* _Written task_: Search the records for "siloxane" and copy each line that holds it.

* _Input data_:
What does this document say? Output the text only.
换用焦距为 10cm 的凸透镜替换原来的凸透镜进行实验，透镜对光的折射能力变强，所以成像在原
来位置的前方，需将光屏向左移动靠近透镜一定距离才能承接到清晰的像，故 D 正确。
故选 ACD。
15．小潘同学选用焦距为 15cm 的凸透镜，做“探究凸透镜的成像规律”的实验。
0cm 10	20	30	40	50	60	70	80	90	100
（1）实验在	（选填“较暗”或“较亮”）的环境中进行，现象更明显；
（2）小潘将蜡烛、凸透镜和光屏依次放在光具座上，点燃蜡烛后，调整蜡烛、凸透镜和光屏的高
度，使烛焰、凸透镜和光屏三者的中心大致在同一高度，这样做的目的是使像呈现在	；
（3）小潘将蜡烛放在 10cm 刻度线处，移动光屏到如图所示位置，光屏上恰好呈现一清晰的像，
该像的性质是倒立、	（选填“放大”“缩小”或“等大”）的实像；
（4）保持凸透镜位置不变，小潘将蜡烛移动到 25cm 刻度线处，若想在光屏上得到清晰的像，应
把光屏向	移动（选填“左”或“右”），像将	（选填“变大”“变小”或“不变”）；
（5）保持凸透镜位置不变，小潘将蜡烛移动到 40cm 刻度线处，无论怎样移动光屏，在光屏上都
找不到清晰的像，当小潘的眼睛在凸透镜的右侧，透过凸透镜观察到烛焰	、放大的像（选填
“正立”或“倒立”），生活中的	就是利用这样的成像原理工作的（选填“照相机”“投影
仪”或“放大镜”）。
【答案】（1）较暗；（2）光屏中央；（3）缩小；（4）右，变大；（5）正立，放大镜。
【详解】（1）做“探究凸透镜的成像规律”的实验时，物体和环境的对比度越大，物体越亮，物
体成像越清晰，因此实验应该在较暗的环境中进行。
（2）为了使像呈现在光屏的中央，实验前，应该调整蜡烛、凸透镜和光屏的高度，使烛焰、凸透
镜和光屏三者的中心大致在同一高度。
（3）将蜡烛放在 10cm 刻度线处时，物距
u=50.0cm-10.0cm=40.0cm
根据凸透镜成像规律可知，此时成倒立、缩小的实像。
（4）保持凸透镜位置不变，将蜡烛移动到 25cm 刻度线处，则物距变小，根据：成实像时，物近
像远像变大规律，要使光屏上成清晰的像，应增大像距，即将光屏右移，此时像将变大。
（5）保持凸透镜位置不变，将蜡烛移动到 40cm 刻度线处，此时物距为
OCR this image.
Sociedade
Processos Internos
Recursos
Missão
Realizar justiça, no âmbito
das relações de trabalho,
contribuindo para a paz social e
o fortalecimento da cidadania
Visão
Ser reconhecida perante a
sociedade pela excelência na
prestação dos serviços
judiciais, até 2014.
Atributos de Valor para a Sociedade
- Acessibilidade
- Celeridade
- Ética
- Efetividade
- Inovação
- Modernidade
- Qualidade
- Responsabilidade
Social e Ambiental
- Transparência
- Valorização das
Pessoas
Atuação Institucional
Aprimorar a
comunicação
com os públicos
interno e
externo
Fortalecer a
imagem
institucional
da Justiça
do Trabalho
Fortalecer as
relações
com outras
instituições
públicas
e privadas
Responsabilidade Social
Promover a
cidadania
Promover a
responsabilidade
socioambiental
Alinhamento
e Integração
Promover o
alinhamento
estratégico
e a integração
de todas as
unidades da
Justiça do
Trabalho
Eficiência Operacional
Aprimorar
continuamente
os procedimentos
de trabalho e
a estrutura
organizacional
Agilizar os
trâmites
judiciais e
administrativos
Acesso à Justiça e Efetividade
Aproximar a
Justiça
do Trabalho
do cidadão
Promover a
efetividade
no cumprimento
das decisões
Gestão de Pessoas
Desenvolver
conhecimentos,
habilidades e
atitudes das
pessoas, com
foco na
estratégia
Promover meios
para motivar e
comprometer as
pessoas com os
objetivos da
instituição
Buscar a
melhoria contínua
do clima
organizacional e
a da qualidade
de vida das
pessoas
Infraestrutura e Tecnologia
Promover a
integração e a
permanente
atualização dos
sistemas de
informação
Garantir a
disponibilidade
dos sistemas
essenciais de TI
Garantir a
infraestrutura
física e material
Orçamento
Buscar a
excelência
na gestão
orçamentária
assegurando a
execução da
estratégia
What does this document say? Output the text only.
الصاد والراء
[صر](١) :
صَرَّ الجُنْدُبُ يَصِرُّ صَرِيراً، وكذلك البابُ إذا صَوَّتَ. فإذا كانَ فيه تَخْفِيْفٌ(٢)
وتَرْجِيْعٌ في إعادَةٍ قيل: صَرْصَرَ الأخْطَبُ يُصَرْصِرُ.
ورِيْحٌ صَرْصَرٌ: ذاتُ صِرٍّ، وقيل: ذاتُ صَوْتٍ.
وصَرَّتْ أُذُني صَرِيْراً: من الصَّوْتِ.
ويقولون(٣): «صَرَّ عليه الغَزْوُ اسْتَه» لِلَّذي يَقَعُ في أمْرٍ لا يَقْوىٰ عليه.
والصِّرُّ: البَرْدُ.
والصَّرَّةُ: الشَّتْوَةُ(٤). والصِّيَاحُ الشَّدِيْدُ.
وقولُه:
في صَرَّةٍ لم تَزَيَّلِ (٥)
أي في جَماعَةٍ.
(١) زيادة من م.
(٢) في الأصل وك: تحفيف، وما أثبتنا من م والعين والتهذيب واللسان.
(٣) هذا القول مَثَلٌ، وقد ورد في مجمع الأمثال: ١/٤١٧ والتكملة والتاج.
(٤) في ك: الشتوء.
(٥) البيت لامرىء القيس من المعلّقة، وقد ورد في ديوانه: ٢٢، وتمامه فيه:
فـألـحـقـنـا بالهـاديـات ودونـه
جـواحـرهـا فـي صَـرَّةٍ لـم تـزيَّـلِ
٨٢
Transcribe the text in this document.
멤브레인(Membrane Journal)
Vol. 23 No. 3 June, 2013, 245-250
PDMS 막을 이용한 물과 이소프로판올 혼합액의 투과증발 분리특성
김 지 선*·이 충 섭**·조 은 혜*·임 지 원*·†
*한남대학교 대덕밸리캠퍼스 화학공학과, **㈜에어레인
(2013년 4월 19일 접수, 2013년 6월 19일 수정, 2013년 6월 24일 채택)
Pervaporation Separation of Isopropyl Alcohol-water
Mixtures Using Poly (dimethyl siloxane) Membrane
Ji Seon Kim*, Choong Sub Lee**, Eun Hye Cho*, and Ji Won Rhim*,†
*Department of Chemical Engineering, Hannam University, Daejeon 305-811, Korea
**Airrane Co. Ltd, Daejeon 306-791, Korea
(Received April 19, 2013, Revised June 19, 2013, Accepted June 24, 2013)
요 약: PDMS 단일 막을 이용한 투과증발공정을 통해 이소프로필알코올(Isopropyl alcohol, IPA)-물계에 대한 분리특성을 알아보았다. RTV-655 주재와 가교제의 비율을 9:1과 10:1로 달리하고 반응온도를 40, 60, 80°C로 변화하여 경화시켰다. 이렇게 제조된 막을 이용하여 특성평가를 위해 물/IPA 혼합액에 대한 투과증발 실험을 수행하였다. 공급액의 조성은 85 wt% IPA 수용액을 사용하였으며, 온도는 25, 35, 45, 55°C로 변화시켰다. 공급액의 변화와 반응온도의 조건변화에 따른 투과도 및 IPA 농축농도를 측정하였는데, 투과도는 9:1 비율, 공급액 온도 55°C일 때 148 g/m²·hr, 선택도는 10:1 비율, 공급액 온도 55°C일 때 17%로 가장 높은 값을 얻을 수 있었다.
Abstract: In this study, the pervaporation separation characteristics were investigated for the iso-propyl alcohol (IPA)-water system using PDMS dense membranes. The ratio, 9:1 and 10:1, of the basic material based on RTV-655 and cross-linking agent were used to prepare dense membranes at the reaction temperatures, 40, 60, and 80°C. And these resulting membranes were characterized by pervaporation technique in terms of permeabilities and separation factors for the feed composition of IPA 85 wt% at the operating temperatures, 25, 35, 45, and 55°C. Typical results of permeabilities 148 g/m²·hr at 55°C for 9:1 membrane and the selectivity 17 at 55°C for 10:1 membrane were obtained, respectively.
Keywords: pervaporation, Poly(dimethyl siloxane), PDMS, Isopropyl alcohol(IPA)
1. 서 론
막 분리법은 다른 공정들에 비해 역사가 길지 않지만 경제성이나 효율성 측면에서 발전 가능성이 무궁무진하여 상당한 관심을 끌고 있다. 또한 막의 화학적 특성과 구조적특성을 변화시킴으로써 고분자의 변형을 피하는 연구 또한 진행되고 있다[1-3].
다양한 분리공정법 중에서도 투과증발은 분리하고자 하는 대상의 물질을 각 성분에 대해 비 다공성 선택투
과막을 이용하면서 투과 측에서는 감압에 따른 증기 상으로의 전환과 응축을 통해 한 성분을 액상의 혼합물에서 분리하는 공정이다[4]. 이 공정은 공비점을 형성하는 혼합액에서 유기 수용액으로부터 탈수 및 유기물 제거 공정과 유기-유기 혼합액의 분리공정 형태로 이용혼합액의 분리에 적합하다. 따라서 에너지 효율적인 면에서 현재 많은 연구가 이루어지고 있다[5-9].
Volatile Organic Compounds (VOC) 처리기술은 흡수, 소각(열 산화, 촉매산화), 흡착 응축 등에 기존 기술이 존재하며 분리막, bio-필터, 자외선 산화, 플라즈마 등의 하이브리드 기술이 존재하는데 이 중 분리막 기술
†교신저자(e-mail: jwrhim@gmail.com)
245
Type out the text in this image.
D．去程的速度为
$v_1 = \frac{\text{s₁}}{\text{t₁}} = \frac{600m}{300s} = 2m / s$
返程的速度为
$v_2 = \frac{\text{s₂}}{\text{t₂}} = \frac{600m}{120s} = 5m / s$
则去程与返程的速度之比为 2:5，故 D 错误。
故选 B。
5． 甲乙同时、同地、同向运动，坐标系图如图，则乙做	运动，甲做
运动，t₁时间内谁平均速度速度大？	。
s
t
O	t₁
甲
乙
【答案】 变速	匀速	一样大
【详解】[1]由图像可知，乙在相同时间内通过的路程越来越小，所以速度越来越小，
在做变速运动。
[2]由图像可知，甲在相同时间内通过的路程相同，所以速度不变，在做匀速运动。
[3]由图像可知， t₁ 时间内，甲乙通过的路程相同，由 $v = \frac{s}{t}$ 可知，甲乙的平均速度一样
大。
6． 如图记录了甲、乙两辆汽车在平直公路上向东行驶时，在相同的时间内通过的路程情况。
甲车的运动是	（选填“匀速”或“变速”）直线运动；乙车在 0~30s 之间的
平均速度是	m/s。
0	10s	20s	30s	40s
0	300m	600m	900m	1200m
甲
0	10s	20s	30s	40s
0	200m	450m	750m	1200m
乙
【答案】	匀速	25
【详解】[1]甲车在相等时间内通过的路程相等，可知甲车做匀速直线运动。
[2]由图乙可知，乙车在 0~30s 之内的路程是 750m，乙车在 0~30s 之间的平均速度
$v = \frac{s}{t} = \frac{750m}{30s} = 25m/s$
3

* _Solution for this problem_:
Mixtures Using Poly (dimethyl siloxane) Membrane
Keywords: pervaporation, Poly(dimethyl siloxane), PDMS, Isopropyl alcohol(IPA)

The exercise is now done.